=== THE PROBLEM ===
Check each line of the records below for the string "JSON", then state how many lines contain it, with no other output.

________________

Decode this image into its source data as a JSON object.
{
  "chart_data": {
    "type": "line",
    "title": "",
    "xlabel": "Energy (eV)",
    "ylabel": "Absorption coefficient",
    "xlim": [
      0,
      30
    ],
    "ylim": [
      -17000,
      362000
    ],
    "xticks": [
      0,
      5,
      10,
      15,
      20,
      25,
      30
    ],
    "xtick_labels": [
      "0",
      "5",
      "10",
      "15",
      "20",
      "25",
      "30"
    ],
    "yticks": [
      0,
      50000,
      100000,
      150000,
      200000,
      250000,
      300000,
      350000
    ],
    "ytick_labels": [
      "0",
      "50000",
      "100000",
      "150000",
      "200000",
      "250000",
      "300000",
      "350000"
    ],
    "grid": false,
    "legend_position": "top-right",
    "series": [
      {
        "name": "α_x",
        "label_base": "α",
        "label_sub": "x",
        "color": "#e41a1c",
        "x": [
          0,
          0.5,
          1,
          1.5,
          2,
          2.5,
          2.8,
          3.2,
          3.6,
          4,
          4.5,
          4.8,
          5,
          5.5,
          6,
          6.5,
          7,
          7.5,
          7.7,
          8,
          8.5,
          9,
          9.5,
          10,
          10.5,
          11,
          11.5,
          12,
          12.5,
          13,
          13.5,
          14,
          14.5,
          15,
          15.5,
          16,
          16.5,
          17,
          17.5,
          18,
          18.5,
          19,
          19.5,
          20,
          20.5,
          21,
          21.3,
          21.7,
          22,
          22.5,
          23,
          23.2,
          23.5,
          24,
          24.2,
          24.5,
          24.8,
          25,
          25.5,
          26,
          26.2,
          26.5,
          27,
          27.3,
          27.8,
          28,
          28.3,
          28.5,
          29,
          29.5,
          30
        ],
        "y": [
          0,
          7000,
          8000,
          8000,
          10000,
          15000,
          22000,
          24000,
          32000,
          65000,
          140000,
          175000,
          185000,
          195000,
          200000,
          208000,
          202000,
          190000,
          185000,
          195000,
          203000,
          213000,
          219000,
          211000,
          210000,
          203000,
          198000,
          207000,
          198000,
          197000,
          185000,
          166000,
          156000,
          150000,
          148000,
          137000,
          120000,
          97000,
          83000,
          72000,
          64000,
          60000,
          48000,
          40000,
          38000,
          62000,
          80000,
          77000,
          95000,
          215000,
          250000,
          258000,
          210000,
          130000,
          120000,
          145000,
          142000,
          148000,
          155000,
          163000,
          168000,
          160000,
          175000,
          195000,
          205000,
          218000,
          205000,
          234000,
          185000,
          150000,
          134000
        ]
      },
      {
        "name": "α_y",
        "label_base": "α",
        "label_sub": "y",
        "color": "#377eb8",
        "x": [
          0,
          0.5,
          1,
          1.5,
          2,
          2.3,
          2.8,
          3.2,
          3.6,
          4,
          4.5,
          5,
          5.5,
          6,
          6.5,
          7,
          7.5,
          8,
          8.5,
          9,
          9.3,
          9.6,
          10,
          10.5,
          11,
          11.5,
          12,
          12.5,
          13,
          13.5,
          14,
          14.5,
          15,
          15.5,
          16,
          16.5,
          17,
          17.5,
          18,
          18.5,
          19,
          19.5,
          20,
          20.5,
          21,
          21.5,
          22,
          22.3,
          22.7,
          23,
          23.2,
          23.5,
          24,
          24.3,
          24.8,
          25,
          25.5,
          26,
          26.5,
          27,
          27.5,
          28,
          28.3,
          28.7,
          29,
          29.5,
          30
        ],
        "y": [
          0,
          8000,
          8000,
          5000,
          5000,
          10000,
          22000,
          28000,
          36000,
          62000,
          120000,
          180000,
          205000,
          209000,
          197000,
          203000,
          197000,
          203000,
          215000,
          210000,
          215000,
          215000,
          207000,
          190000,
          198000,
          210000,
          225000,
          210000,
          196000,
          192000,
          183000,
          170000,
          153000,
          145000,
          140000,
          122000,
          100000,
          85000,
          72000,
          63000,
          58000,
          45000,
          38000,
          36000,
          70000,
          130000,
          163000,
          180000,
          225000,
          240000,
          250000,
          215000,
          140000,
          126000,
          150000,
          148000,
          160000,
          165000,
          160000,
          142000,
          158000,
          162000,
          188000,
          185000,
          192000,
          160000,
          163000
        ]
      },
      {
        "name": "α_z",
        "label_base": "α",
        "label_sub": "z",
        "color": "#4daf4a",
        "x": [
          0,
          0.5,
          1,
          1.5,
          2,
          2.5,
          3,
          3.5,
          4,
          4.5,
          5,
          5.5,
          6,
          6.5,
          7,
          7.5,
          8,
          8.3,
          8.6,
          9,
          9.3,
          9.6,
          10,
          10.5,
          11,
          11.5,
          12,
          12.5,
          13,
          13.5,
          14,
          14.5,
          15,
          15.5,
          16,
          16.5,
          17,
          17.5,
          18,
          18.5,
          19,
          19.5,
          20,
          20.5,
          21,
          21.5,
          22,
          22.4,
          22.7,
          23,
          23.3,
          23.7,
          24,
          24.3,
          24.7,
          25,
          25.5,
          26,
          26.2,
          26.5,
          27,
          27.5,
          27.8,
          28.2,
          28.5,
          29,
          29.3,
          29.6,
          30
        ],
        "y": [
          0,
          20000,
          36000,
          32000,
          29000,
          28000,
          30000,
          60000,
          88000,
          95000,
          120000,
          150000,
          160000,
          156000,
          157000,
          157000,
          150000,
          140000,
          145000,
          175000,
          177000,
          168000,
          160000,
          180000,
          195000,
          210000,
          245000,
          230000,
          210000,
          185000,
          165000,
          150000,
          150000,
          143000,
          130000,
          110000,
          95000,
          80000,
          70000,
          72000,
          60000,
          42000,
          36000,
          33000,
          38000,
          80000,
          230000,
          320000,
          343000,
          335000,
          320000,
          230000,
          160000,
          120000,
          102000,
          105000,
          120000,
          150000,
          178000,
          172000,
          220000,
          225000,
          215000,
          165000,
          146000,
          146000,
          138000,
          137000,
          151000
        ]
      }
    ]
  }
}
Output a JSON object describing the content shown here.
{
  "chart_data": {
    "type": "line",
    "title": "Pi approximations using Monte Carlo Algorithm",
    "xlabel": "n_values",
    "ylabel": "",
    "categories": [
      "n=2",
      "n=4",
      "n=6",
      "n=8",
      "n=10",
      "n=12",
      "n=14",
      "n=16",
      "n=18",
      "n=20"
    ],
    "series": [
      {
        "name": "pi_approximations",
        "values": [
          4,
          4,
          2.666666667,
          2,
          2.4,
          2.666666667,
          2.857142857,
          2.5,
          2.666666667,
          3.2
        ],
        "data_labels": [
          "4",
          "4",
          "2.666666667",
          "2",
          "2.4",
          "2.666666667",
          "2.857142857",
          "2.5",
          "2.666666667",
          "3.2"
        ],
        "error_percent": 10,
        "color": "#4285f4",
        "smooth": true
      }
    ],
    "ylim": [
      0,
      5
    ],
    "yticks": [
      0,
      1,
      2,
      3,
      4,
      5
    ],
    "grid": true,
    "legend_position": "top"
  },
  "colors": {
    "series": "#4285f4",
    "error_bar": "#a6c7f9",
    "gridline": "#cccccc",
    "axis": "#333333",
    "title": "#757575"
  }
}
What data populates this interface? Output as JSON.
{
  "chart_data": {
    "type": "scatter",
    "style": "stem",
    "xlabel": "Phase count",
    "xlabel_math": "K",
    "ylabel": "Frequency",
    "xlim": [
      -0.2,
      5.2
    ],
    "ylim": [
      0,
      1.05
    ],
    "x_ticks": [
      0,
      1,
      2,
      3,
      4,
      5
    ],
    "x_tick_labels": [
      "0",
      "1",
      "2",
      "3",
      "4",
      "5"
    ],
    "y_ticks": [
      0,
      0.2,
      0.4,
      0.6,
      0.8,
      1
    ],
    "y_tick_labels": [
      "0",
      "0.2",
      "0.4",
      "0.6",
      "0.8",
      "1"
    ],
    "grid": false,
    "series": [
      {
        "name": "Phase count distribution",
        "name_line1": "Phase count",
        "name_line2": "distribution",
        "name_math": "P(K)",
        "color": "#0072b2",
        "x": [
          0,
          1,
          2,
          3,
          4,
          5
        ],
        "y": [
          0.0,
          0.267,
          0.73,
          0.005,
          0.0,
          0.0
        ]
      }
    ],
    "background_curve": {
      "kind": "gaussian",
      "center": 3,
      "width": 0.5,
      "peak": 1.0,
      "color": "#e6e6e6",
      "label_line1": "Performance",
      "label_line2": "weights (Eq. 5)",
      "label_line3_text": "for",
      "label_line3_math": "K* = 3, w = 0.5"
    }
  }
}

________________

=== CORRECT RESPONSE ===
3